RECORDED DATA.
+--
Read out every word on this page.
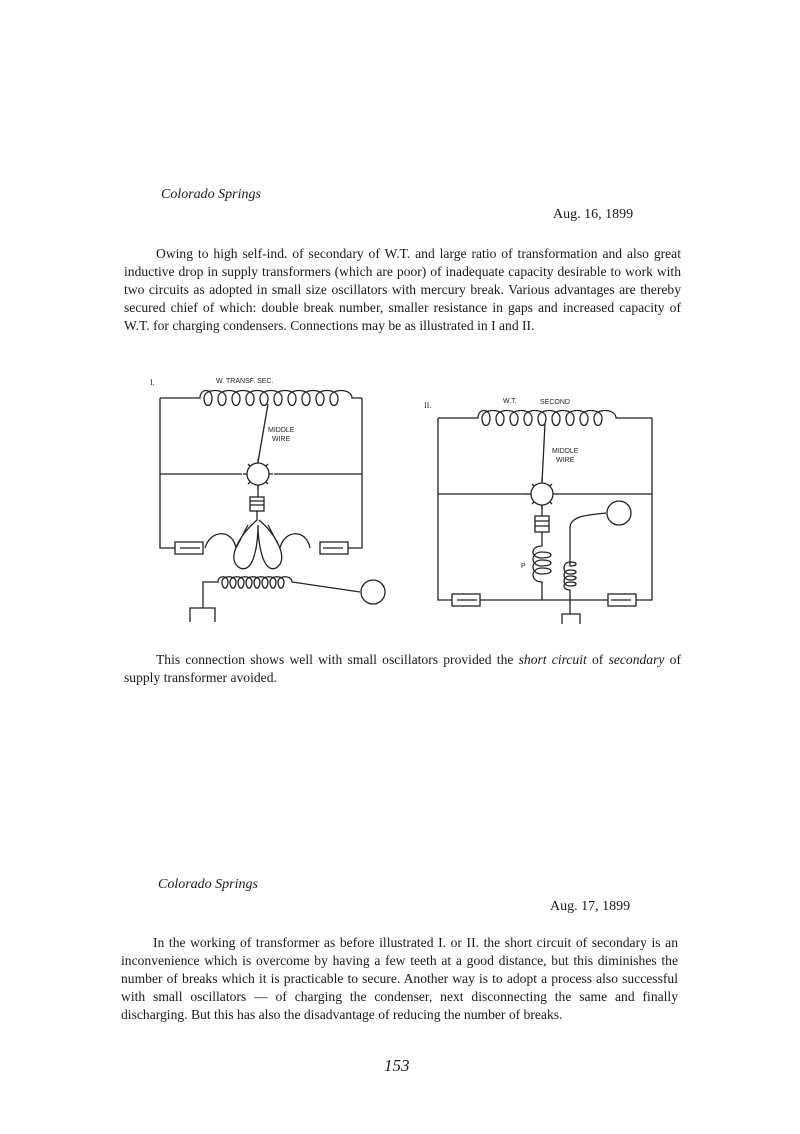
Colorado Springs
Aug. 16, 1899

Owing to high self-ind. of secondary of W.T. and large ratio of transformation and also great inductive drop in supply transformers (which are poor) of inadequate capacity desirable to work with two circuits as adopted in small size oscillators with mercury break. Various advantages are thereby secured chief of which: double break number, smaller resistance in gaps and increased capacity of W.T. for charging condensers. Connections may be as illustrated in I and II.

I.	W. TRANSF. SEC.
MIDDLE
WIRE
II.	W.T.	SECOND
MIDDLE
WIRE
P

This connection shows well with small oscillators provided the short circuit of secondary of supply transformer avoided.

Colorado Springs
Aug. 17, 1899

In the working of transformer as before illustrated I. or II. the short circuit of secondary is an inconvenience which is overcome by having a few teeth at a good distance, but this diminishes the number of breaks which it is practicable to secure. Another way is to adopt a process also successful with small oscillators — of charging the condenser, next disconnecting the same and finally discharging. But this has also the disadvantage of reducing the number of breaks.

153
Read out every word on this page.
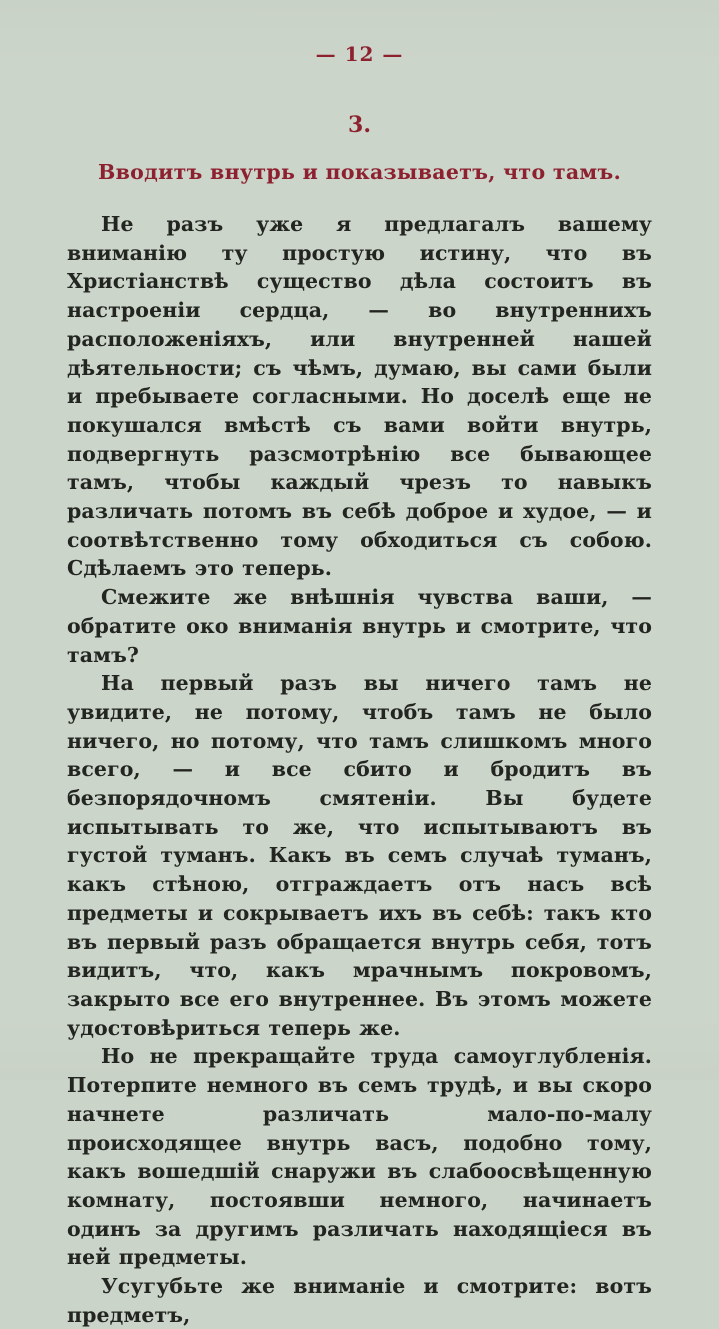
— 12 —
3.
Вводитъ внутрь и показываетъ, что тамъ.

Не разъ уже я предлагалъ вашему вниманію ту простую истину, что въ Христіанствѣ существо дѣла состоитъ въ настроеніи сердца, — во внутреннихъ расположеніяхъ, или внутренней нашей дѣятельности; съ чѣмъ, думаю, вы сами были и пребываете согласными. Но доселѣ еще не покушался вмѣстѣ съ вами войти внутрь, подвергнуть разсмотрѣнію все бывающее тамъ, чтобы каждый чрезъ то навыкъ различать потомъ въ себѣ доброе и худое, — и соотвѣтственно тому обходиться съ собою. Сдѣлаемъ это теперь.

Смежите же внѣшнія чувства ваши, — обратите око вниманія внутрь и смотрите, что тамъ?

На первый разъ вы ничего тамъ не увидите, не потому, чтобъ тамъ не было ничего, но потому, что тамъ слишкомъ много всего, — и все сбито и бродитъ въ безпорядочномъ смятеніи. Вы будете испытывать то же, что испытываютъ въ густой туманъ. Какъ въ семъ случаѣ туманъ, какъ стѣною, отграждаетъ отъ насъ всѣ предметы и сокрываетъ ихъ въ себѣ: такъ кто въ первый разъ обращается внутрь себя, тотъ видитъ, что, какъ мрачнымъ покровомъ, закрыто все его внутреннее. Въ этомъ можете удостовѣриться теперь же.

Но не прекращайте труда самоуглубленія. Потерпите немного въ семъ трудѣ, и вы скоро начнете различать мало-по-малу происходящее внутрь васъ, подобно тому, какъ вошедшій снаружи въ слабоосвѣщенную комнату, постоявши немного, начинаетъ одинъ за другимъ различать находящіеся въ ней предметы.

Усугубьте же вниманіе и смотрите: вотъ предметъ,
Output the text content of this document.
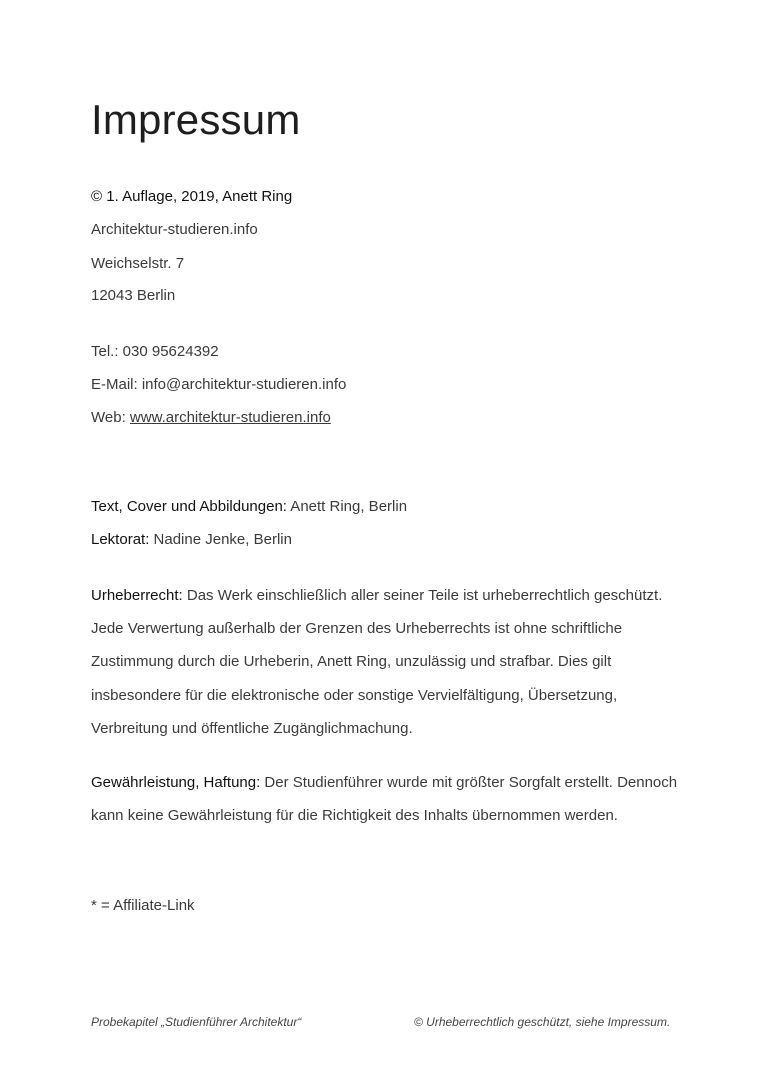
Impressum
© 1. Auflage, 2019, Anett Ring
Architektur-studieren.info
Weichselstr. 7
12043 Berlin
Tel.: 030 95624392
E-Mail: info@architektur-studieren.info
Web: www.architektur-studieren.info
Text, Cover und Abbildungen: Anett Ring, Berlin
Lektorat: Nadine Jenke, Berlin
Urheberrecht: Das Werk einschließlich aller seiner Teile ist urheberrechtlich geschützt. Jede Verwertung außerhalb der Grenzen des Urheberrechts ist ohne schriftliche Zustimmung durch die Urheberin, Anett Ring, unzulässig und strafbar. Dies gilt insbesondere für die elektronische oder sonstige Vervielfältigung, Übersetzung, Verbreitung und öffentliche Zugänglichmachung.
Gewährleistung, Haftung: Der Studienführer wurde mit größter Sorgfalt erstellt. Dennoch kann keine Gewährleistung für die Richtigkeit des Inhalts übernommen werden.
* = Affiliate-Link
Probekapitel „Studienführer Architektur“	© Urheberrechtlich geschützt, siehe Impressum.
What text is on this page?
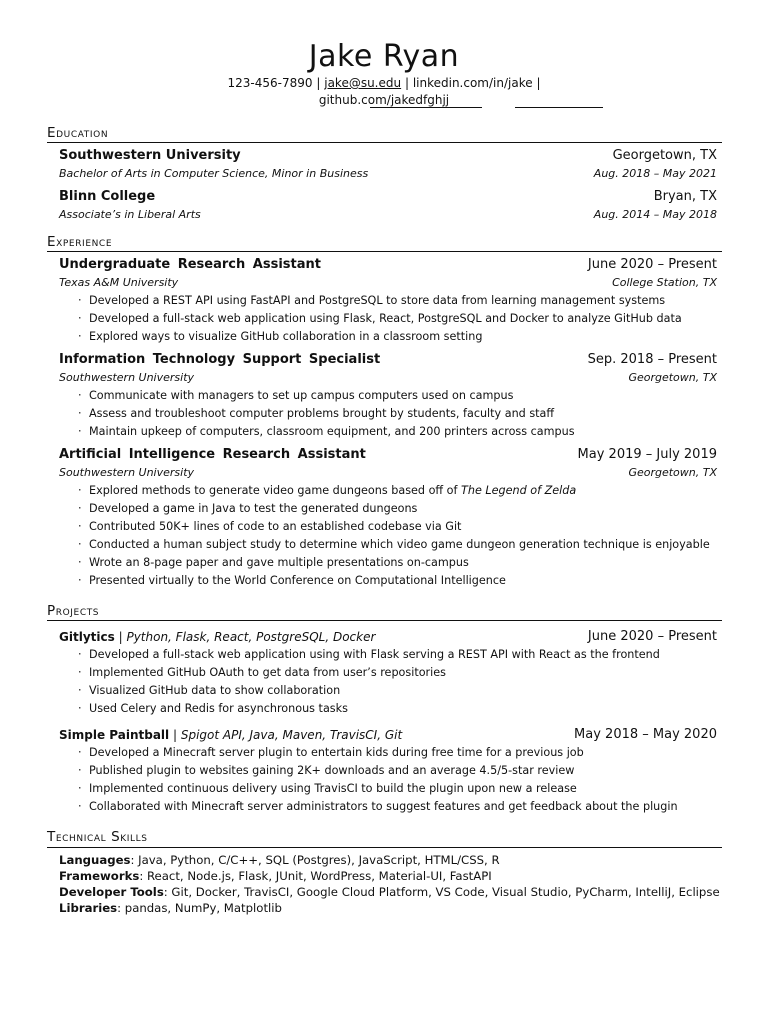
Jake Ryan
123-456-7890 | jake@su.edu | linkedin.com/in/jake |
github.com/jakedfghjj
Education
Southwestern University	Georgetown, TX
Bachelor of Arts in Computer Science, Minor in Business	Aug. 2018 – May 2021
Blinn College	Bryan, TX
Associate’s in Liberal Arts	Aug. 2014 – May 2018
Experience
Undergraduate Research Assistant	June 2020 – Present
Texas A&M University	College Station, TX
· Developed a REST API using FastAPI and PostgreSQL to store data from learning management systems
· Developed a full-stack web application using Flask, React, PostgreSQL and Docker to analyze GitHub data
· Explored ways to visualize GitHub collaboration in a classroom setting
Information Technology Support Specialist	Sep. 2018 – Present
Southwestern University	Georgetown, TX
· Communicate with managers to set up campus computers used on campus
· Assess and troubleshoot computer problems brought by students, faculty and staff
· Maintain upkeep of computers, classroom equipment, and 200 printers across campus
Artificial Intelligence Research Assistant	May 2019 – July 2019
Southwestern University	Georgetown, TX
· Explored methods to generate video game dungeons based off of The Legend of Zelda
· Developed a game in Java to test the generated dungeons
· Contributed 50K+ lines of code to an established codebase via Git
· Conducted a human subject study to determine which video game dungeon generation technique is enjoyable
· Wrote an 8-page paper and gave multiple presentations on-campus
· Presented virtually to the World Conference on Computational Intelligence
Projects
Gitlytics | Python, Flask, React, PostgreSQL, Docker	June 2020 – Present
· Developed a full-stack web application using with Flask serving a REST API with React as the frontend
· Implemented GitHub OAuth to get data from user’s repositories
· Visualized GitHub data to show collaboration
· Used Celery and Redis for asynchronous tasks
Simple Paintball | Spigot API, Java, Maven, TravisCI, Git	May 2018 – May 2020
· Developed a Minecraft server plugin to entertain kids during free time for a previous job
· Published plugin to websites gaining 2K+ downloads and an average 4.5/5-star review
· Implemented continuous delivery using TravisCI to build the plugin upon new a release
· Collaborated with Minecraft server administrators to suggest features and get feedback about the plugin
Technical Skills
Languages: Java, Python, C/C++, SQL (Postgres), JavaScript, HTML/CSS, R
Frameworks: React, Node.js, Flask, JUnit, WordPress, Material-UI, FastAPI
Developer Tools: Git, Docker, TravisCI, Google Cloud Platform, VS Code, Visual Studio, PyCharm, IntelliJ, Eclipse
Libraries: pandas, NumPy, Matplotlib
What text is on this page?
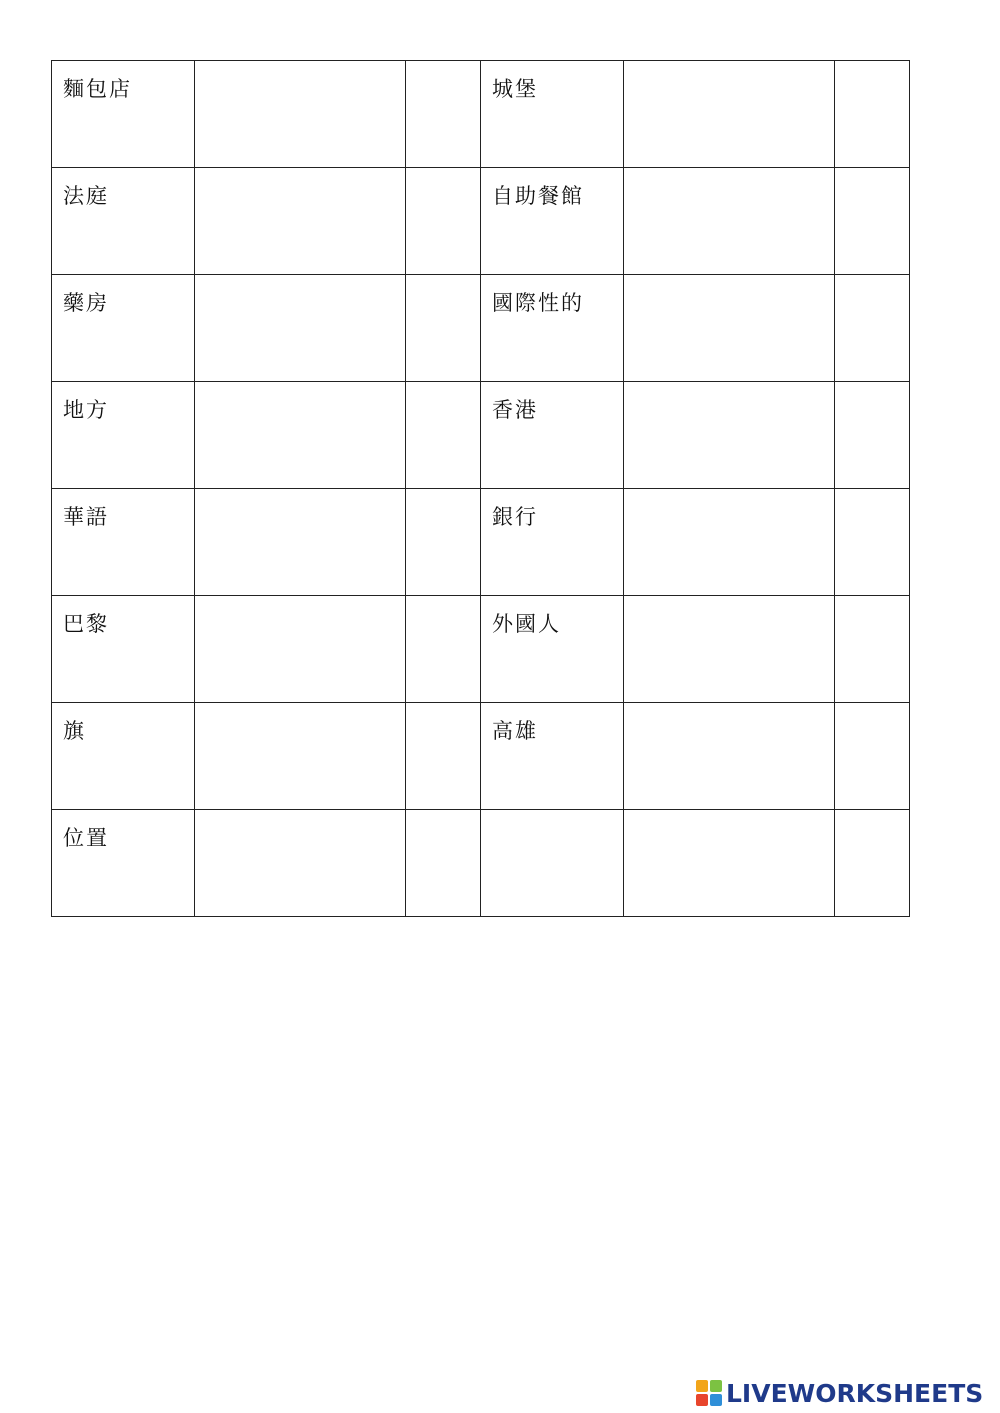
麵包店			城堡		
法庭			自助餐館		
藥房			國際性的		
地方			香港		
華語			銀行		
巴黎			外國人		
旗			高雄		
位置					
LIVEWORKSHEETS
+--
WHAT YOU WILL DO. Retype the data above exactly; pictures are not part of the copy.

SOLVED EXERCISE.
Read out every word on this page.
Colorado Springs
Aug. 16, 1899

Owing to high self-ind. of secondary of W.T. and large ratio of transformation and also great inductive drop in supply transformers (which are poor) of inadequate capacity desirable to work with two circuits as adopted in small size oscillators with mercury break. Various advantages are thereby secured chief of which: double break number, smaller resistance in gaps and increased capacity of W.T. for charging condensers. Connections may be as illustrated in I and II.

I.	W. TRANSF. SEC.
MIDDLE
WIRE
II.	W.T.	SECOND
MIDDLE
WIRE
P

This connection shows well with small oscillators provided the short circuit of secondary of supply transformer avoided.

Colorado Springs
Aug. 17, 1899

In the working of transformer as before illustrated I. or II. the short circuit of secondary is an inconvenience which is overcome by having a few teeth at a good distance, but this diminishes the number of breaks which it is practicable to secure. Another way is to adopt a process also successful with small oscillators — of charging the condenser, next disconnecting the same and finally discharging. But this has also the disadvantage of reducing the number of breaks.

153
Read out every word on this page.
— 12 —
3.
Вводитъ внутрь и показываетъ, что тамъ.

Не разъ уже я предлагалъ вашему вниманію ту простую истину, что въ Христіанствѣ существо дѣла состоитъ въ настроеніи сердца, — во внутреннихъ расположеніяхъ, или внутренней нашей дѣятельности; съ чѣмъ, думаю, вы сами были и пребываете согласными. Но доселѣ еще не покушался вмѣстѣ съ вами войти внутрь, подвергнуть разсмотрѣнію все бывающее тамъ, чтобы каждый чрезъ то навыкъ различать потомъ въ себѣ доброе и худое, — и соотвѣтственно тому обходиться съ собою. Сдѣлаемъ это теперь.

Смежите же внѣшнія чувства ваши, — обратите око вниманія внутрь и смотрите, что тамъ?

На первый разъ вы ничего тамъ не увидите, не потому, чтобъ тамъ не было ничего, но потому, что тамъ слишкомъ много всего, — и все сбито и бродитъ въ безпорядочномъ смятеніи. Вы будете испытывать то же, что испытываютъ въ густой туманъ. Какъ въ семъ случаѣ туманъ, какъ стѣною, отграждаетъ отъ насъ всѣ предметы и сокрываетъ ихъ въ себѣ: такъ кто въ первый разъ обращается внутрь себя, тотъ видитъ, что, какъ мрачнымъ покровомъ, закрыто все его внутреннее. Въ этомъ можете удостовѣриться теперь же.

Но не прекращайте труда самоуглубленія. Потерпите немного въ семъ трудѣ, и вы скоро начнете различать мало-по-малу происходящее внутрь васъ, подобно тому, какъ вошедшій снаружи въ слабоосвѣщенную комнату, постоявши немного, начинаетъ одинъ за другимъ различать находящіеся въ ней предметы.

Усугубьте же вниманіе и смотрите: вотъ предметъ,
Output the text content of this document.
Impressum
© 1. Auflage, 2019, Anett Ring
Architektur-studieren.info
Weichselstr. 7
12043 Berlin
Tel.: 030 95624392
E-Mail: info@architektur-studieren.info
Web: www.architektur-studieren.info
Text, Cover und Abbildungen: Anett Ring, Berlin
Lektorat: Nadine Jenke, Berlin
Urheberrecht: Das Werk einschließlich aller seiner Teile ist urheberrechtlich geschützt. Jede Verwertung außerhalb der Grenzen des Urheberrechts ist ohne schriftliche Zustimmung durch die Urheberin, Anett Ring, unzulässig und strafbar. Dies gilt insbesondere für die elektronische oder sonstige Vervielfältigung, Übersetzung, Verbreitung und öffentliche Zugänglichmachung.
Gewährleistung, Haftung: Der Studienführer wurde mit größter Sorgfalt erstellt. Dennoch kann keine Gewährleistung für die Richtigkeit des Inhalts übernommen werden.
* = Affiliate-Link
Probekapitel „Studienführer Architektur“	© Urheberrechtlich geschützt, siehe Impressum.
What text is on this page?
Jake Ryan
123-456-7890 | jake@su.edu | linkedin.com/in/jake |
github.com/jakedfghjj
Education
Southwestern University	Georgetown, TX
Bachelor of Arts in Computer Science, Minor in Business	Aug. 2018 – May 2021
Blinn College	Bryan, TX
Associate’s in Liberal Arts	Aug. 2014 – May 2018
Experience
Undergraduate Research Assistant	June 2020 – Present
Texas A&M University	College Station, TX
· Developed a REST API using FastAPI and PostgreSQL to store data from learning management systems
· Developed a full-stack web application using Flask, React, PostgreSQL and Docker to analyze GitHub data
· Explored ways to visualize GitHub collaboration in a classroom setting
Information Technology Support Specialist	Sep. 2018 – Present
Southwestern University	Georgetown, TX
· Communicate with managers to set up campus computers used on campus
· Assess and troubleshoot computer problems brought by students, faculty and staff
· Maintain upkeep of computers, classroom equipment, and 200 printers across campus
Artificial Intelligence Research Assistant	May 2019 – July 2019
Southwestern University	Georgetown, TX
· Explored methods to generate video game dungeons based off of The Legend of Zelda
· Developed a game in Java to test the generated dungeons
· Contributed 50K+ lines of code to an established codebase via Git
· Conducted a human subject study to determine which video game dungeon generation technique is enjoyable
· Wrote an 8-page paper and gave multiple presentations on-campus
· Presented virtually to the World Conference on Computational Intelligence
Projects
Gitlytics | Python, Flask, React, PostgreSQL, Docker	June 2020 – Present
· Developed a full-stack web application using with Flask serving a REST API with React as the frontend
· Implemented GitHub OAuth to get data from user’s repositories
· Visualized GitHub data to show collaboration
· Used Celery and Redis for asynchronous tasks
Simple Paintball | Spigot API, Java, Maven, TravisCI, Git	May 2018 – May 2020
· Developed a Minecraft server plugin to entertain kids during free time for a previous job
· Published plugin to websites gaining 2K+ downloads and an average 4.5/5-star review
· Implemented continuous delivery using TravisCI to build the plugin upon new a release
· Collaborated with Minecraft server administrators to suggest features and get feedback about the plugin
Technical Skills
Languages: Java, Python, C/C++, SQL (Postgres), JavaScript, HTML/CSS, R
Frameworks: React, Node.js, Flask, JUnit, WordPress, Material-UI, FastAPI
Developer Tools: Git, Docker, TravisCI, Google Cloud Platform, VS Code, Visual Studio, PyCharm, IntelliJ, Eclipse
Libraries: pandas, NumPy, Matplotlib
What text is on this page?
麵包店			城堡		
法庭			自助餐館		
藥房			國際性的		
地方			香港		
華語			銀行		
巴黎			外國人		
旗			高雄		
位置					
LIVEWORKSHEETS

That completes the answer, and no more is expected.